- _WRITTEN INSTRUCTION_
Wherever a line in the data below holds "fields", copy that line.

[Dataset items]
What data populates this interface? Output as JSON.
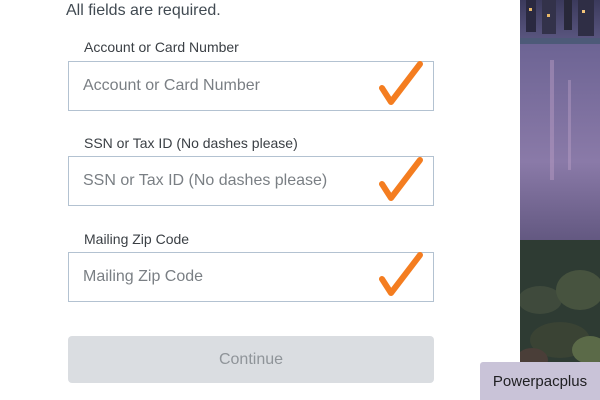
{
  "form": {
    "required_note": "All fields are required.",
    "fields": [
      {
        "label": "Account or Card Number",
        "placeholder": "Account or Card Number",
        "value": "",
        "valid": true
      },
      {
        "label": "SSN or Tax ID (No dashes please)",
        "placeholder": "SSN or Tax ID (No dashes please)",
        "value": "",
        "valid": true
      },
      {
        "label": "Mailing Zip Code",
        "placeholder": "Mailing Zip Code",
        "value": "",
        "valid": true
      }
    ],
    "continue_label": "Continue",
    "continue_enabled": false
  },
  "icons": {
    "valid_indicator": "checkmark-icon"
  },
  "colors": {
    "checkmark": "#f47d20",
    "input_border": "#b3c2d1",
    "button_disabled_bg": "#dadde1",
    "button_disabled_text": "#8f9499",
    "badge_bg": "#c9c3d8"
  },
  "badge": {
    "text": "Powerpacplus"
  }
}
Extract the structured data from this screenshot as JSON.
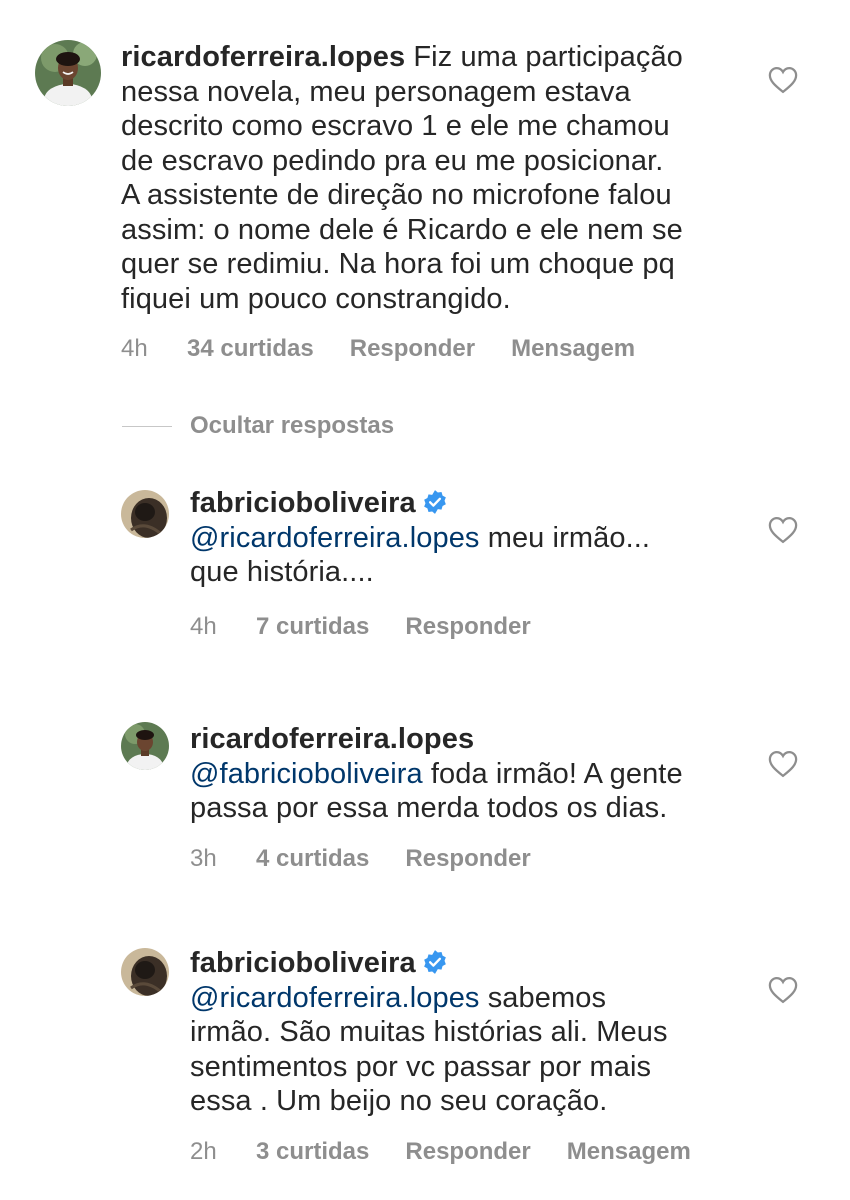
{
  "comments": [
    {
      "username": "ricardoferreira.lopes",
      "text": "Fiz uma participação nessa novela, meu personagem estava descrito como escravo 1 e ele me chamou de escravo pedindo pra eu me posicionar. A assistente de direção no microfone falou assim: o nome dele é Ricardo e ele nem se quer se redimiu. Na hora foi um choque pq fiquei um pouco constrangido.",
      "lines": [
        "nessa novela, meu personagem estava",
        "descrito como escravo 1 e ele me chamou",
        "de escravo pedindo pra eu me posicionar.",
        "A assistente de direção no microfone falou",
        "assim: o nome dele é Ricardo e ele nem se",
        "quer se redimiu. Na hora foi um choque pq",
        "fiquei um pouco constrangido."
      ],
      "first_line_text": "Fiz uma participação",
      "time": "4h",
      "likes": "34 curtidas",
      "reply": "Responder",
      "message": "Mensagem"
    }
  ],
  "hide_replies": "Ocultar respostas",
  "replies": [
    {
      "username": "fabricioboliveira",
      "verified": true,
      "mention": "@ricardoferreira.lopes",
      "line1_rest": " meu irmão...",
      "line2": "que história....",
      "time": "4h",
      "likes": "7 curtidas",
      "reply": "Responder"
    },
    {
      "username": "ricardoferreira.lopes",
      "verified": false,
      "mention": "@fabricioboliveira",
      "line1_rest": " foda irmão! A gente",
      "line2": "passa por essa merda todos os dias.",
      "time": "3h",
      "likes": "4 curtidas",
      "reply": "Responder"
    },
    {
      "username": "fabricioboliveira",
      "verified": true,
      "mention": "@ricardoferreira.lopes",
      "line1_rest": " sabemos",
      "line2": "irmão. São muitas histórias ali. Meus",
      "line3": "sentimentos por vc passar por mais",
      "line4": "essa . Um beijo no seu coração.",
      "time": "2h",
      "likes": "3 curtidas",
      "reply": "Responder",
      "message": "Mensagem"
    }
  ],
  "colors": {
    "text": "#262626",
    "secondary": "#8e8e8e",
    "mention": "#00376b",
    "verified": "#3897f0"
  },
  "icons": {
    "like": "heart-outline-icon",
    "verified": "verified-badge-icon"
  }
}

- _ANSWER IN FULL_
    "required_note": "All fields are required.",
    "fields": [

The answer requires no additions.